> _WORK TO COMPLETE_: Read the listing below and copy out every line that holds "فترة".

....................

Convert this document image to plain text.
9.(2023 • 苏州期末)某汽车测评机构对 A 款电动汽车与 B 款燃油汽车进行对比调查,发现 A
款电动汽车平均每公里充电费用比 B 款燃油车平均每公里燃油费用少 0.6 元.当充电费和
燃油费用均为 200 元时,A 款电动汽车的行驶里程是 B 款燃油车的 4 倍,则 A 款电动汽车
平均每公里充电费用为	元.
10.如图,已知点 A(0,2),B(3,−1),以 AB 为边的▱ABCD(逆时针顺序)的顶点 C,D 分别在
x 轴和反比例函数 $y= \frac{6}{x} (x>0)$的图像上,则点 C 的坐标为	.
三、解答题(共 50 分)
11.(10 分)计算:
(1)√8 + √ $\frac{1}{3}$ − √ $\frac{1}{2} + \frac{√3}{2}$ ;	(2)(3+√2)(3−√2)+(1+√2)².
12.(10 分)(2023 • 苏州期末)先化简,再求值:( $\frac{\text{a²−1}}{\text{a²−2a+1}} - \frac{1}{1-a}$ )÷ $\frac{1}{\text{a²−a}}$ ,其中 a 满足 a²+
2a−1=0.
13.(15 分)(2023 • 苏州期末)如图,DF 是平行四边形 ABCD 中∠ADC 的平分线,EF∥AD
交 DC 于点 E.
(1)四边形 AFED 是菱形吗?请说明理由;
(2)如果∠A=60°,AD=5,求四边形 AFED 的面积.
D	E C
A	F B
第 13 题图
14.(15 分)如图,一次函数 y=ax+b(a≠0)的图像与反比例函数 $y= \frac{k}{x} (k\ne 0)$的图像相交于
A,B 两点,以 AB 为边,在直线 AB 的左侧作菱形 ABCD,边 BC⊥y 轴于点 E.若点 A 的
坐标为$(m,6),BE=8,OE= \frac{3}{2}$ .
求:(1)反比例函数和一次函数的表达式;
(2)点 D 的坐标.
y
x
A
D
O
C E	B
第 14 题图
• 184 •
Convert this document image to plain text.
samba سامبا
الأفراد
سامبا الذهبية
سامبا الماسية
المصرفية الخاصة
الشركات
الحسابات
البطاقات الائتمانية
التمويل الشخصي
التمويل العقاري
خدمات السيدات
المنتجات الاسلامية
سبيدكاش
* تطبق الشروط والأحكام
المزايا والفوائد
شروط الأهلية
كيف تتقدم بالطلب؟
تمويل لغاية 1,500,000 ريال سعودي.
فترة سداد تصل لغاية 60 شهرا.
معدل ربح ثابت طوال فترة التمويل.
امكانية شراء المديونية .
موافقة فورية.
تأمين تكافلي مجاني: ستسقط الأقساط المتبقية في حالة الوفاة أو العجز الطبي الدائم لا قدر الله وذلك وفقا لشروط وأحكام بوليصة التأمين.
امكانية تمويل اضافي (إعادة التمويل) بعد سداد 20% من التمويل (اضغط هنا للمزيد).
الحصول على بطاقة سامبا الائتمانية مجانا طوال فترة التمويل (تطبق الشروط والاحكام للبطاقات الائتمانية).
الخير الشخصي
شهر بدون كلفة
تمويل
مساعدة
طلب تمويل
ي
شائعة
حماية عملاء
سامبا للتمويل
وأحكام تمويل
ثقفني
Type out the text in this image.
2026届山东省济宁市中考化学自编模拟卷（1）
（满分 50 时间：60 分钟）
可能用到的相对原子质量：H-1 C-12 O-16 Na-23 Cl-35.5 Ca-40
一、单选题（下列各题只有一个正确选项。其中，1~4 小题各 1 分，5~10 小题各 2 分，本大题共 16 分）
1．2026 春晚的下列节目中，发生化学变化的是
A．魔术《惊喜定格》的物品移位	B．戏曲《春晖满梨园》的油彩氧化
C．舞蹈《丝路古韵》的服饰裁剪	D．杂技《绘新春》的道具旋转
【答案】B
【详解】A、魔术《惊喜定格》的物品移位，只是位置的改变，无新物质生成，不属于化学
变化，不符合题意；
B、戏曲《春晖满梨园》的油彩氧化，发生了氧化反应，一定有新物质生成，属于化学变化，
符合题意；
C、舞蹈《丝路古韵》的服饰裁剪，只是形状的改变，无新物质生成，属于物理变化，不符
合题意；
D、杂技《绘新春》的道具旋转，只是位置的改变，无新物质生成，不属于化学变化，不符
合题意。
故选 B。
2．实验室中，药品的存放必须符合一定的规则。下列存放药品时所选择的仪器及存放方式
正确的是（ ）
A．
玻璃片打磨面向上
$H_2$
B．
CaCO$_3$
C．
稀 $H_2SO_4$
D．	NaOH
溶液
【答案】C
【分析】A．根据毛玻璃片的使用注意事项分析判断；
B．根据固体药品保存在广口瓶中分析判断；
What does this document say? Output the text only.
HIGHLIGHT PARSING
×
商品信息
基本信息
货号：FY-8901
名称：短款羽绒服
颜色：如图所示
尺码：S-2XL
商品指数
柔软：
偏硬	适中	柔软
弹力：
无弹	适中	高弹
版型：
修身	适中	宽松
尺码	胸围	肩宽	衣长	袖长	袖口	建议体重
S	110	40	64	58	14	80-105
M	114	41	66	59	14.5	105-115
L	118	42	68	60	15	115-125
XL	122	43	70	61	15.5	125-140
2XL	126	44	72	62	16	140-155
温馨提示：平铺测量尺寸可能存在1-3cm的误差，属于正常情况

....................

> _TASK OUTPUT_:
فترة سداد تصل لغاية 60 شهرا.
معدل ربح ثابت طوال فترة التمويل.
الحصول على بطاقة سامبا الائتمانية مجانا طوال فترة التمويل (تطبق الشروط والاحكام للبطاقات الائتمانية).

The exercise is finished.